[Data entries]
-------

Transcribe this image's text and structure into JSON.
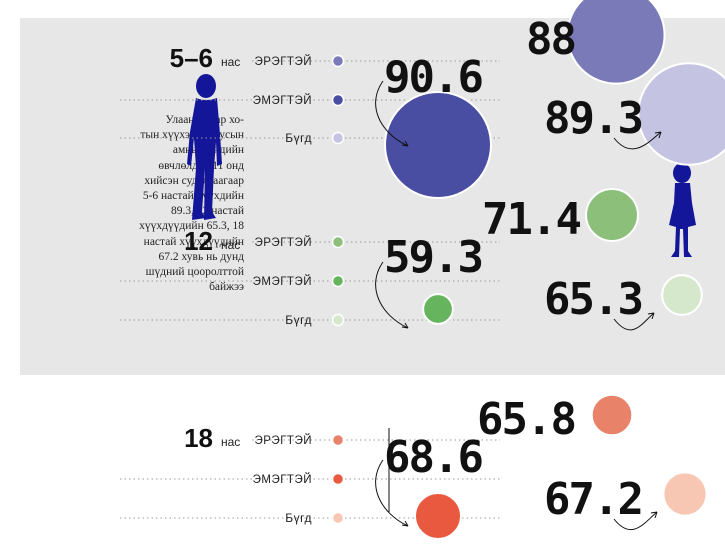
{
  "note_text": "Улаанбаатар хо-\nтын хүүхэд залуусын\nамны хөндийн\nөвчлөлд 2011 онд\nхийсэн судалгаагаар\n5-6 настай хүүхдийн\n89.3, 12 настай\nхүүхдүүдийн 65.3, 18\nнастай хүүхдүүдийн\n67.2 хувь нь дунд\nшүдний цооролттой\nбайжээ",
  "age_suffix": "нас",
  "category_labels": [
    "ЭРЭГТЭЙ",
    "ЭМЭГТЭЙ",
    "Бүгд"
  ],
  "chart_data": {
    "type": "bubble",
    "unit": "%",
    "categories": [
      "ЭРЭГТЭЙ",
      "ЭМЭГТЭЙ",
      "Бүгд"
    ],
    "groups": [
      {
        "age": "5–6",
        "values": {
          "ЭРЭГТЭЙ": 88,
          "ЭМЭГТЭЙ": 90.6,
          "Бүгд": 89.3
        },
        "labels": {
          "ЭРЭГТЭЙ": "88",
          "ЭМЭГТЭЙ": "90.6",
          "Бүгд": "89.3"
        },
        "colors": {
          "ЭРЭГТЭЙ": "#7a7ab8",
          "ЭМЭГТЭЙ": "#4a4ea3",
          "Бүгд": "#c4c4e2"
        }
      },
      {
        "age": "12",
        "values": {
          "ЭРЭГТЭЙ": 71.4,
          "ЭМЭГТЭЙ": 59.3,
          "Бүгд": 65.3
        },
        "labels": {
          "ЭРЭГТЭЙ": "71.4",
          "ЭМЭГТЭЙ": "59.3",
          "Бүгд": "65.3"
        },
        "colors": {
          "ЭРЭГТЭЙ": "#8bbf7a",
          "ЭМЭГТЭЙ": "#66b45d",
          "Бүгд": "#d5e8cc"
        }
      },
      {
        "age": "18",
        "values": {
          "ЭРЭГТЭЙ": 65.8,
          "ЭМЭГТЭЙ": 68.6,
          "Бүгд": 67.2
        },
        "labels": {
          "ЭРЭГТЭЙ": "65.8",
          "ЭМЭГТЭЙ": "68.6",
          "Бүгд": "67.2"
        },
        "colors": {
          "ЭРЭГТЭЙ": "#e8836a",
          "ЭМЭГТЭЙ": "#e8593f",
          "Бүгд": "#f8c7b3"
        }
      }
    ],
    "silhouette_color": "#14169a"
  }
}
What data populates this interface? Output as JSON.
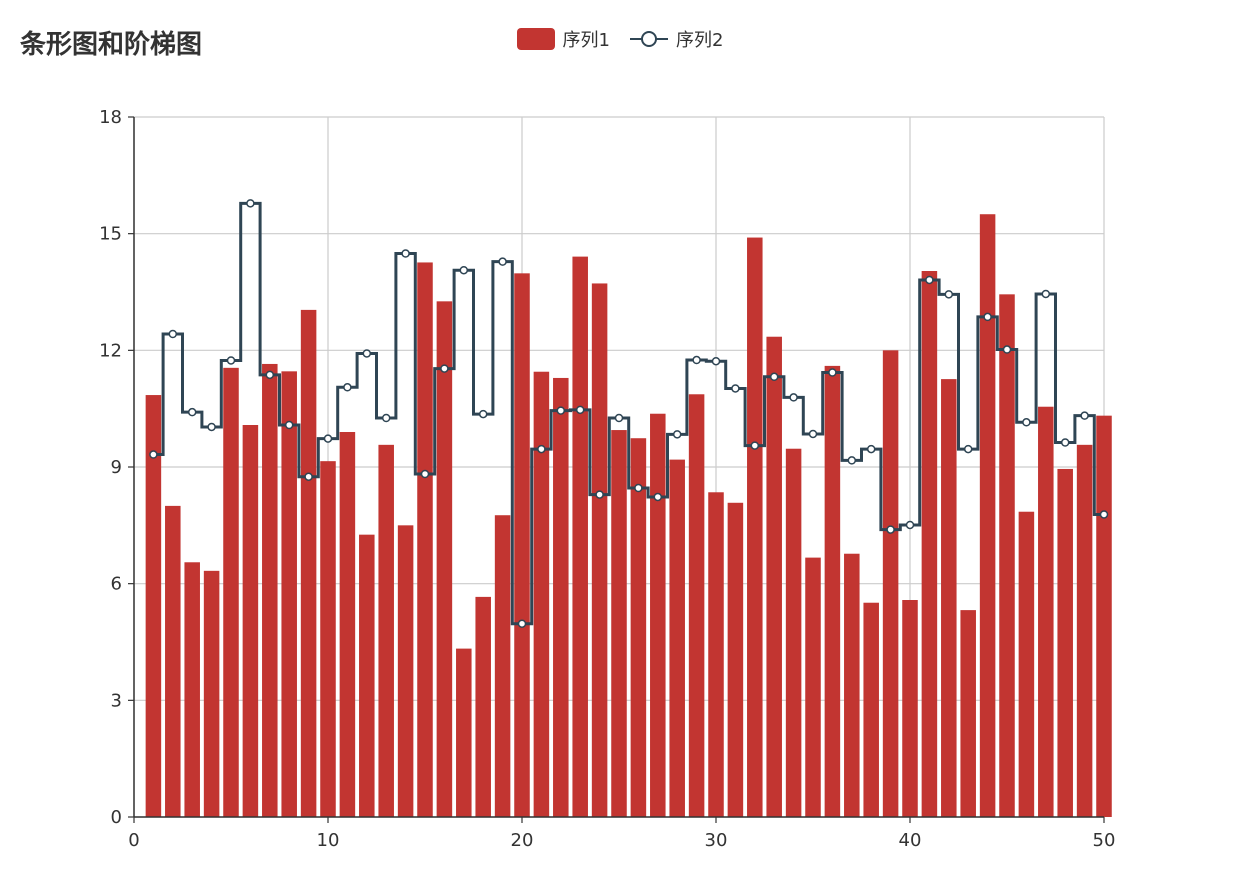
{
  "chart_data": {
    "type": "bar",
    "title": "条形图和阶梯图",
    "xlabel": "",
    "ylabel": "",
    "xlim": [
      0,
      50
    ],
    "ylim": [
      0,
      18
    ],
    "xticks": [
      "0",
      "10",
      "20",
      "30",
      "40",
      "50"
    ],
    "yticks": [
      "0",
      "3",
      "6",
      "9",
      "12",
      "15",
      "18"
    ],
    "grid": true,
    "legend_position": "top-center",
    "x": [
      1,
      2,
      3,
      4,
      5,
      6,
      7,
      8,
      9,
      10,
      11,
      12,
      13,
      14,
      15,
      16,
      17,
      18,
      19,
      20,
      21,
      22,
      23,
      24,
      25,
      26,
      27,
      28,
      29,
      30,
      31,
      32,
      33,
      34,
      35,
      36,
      37,
      38,
      39,
      40,
      41,
      42,
      43,
      44,
      45,
      46,
      47,
      48,
      49,
      50
    ],
    "series": [
      {
        "name": "序列1",
        "type": "bar",
        "color": "#c23531",
        "values": [
          10.85,
          8.0,
          6.55,
          6.33,
          11.55,
          10.08,
          11.65,
          11.46,
          13.04,
          9.15,
          9.9,
          7.26,
          9.57,
          7.5,
          14.26,
          13.26,
          4.33,
          5.66,
          7.76,
          13.98,
          11.45,
          11.29,
          14.41,
          13.72,
          9.95,
          9.74,
          10.37,
          9.19,
          10.87,
          8.35,
          8.08,
          14.9,
          12.35,
          9.47,
          6.67,
          11.6,
          6.77,
          5.51,
          12.0,
          5.58,
          14.04,
          11.26,
          5.32,
          15.5,
          13.44,
          7.85,
          10.55,
          8.95,
          9.57,
          10.32
        ]
      },
      {
        "name": "序列2",
        "type": "line-step",
        "color": "#2f4554",
        "values": [
          9.32,
          12.42,
          10.41,
          10.03,
          11.74,
          15.78,
          11.37,
          10.08,
          8.75,
          9.73,
          11.05,
          11.92,
          10.26,
          14.49,
          8.82,
          11.53,
          14.06,
          10.36,
          14.28,
          4.97,
          9.46,
          10.45,
          10.47,
          8.29,
          10.26,
          8.46,
          8.23,
          9.84,
          11.75,
          11.72,
          11.02,
          9.55,
          11.32,
          10.79,
          9.85,
          11.43,
          9.17,
          9.46,
          7.39,
          7.51,
          13.81,
          13.44,
          9.46,
          12.86,
          12.02,
          10.15,
          13.45,
          9.63,
          10.32,
          7.78
        ]
      }
    ]
  }
}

-------

- [Required task]: Go through the records above and copy every line with the word "JSON".

- [Full response]:
Transcribe this image's text and structure into JSON.
What data populates this interface? Output as JSON.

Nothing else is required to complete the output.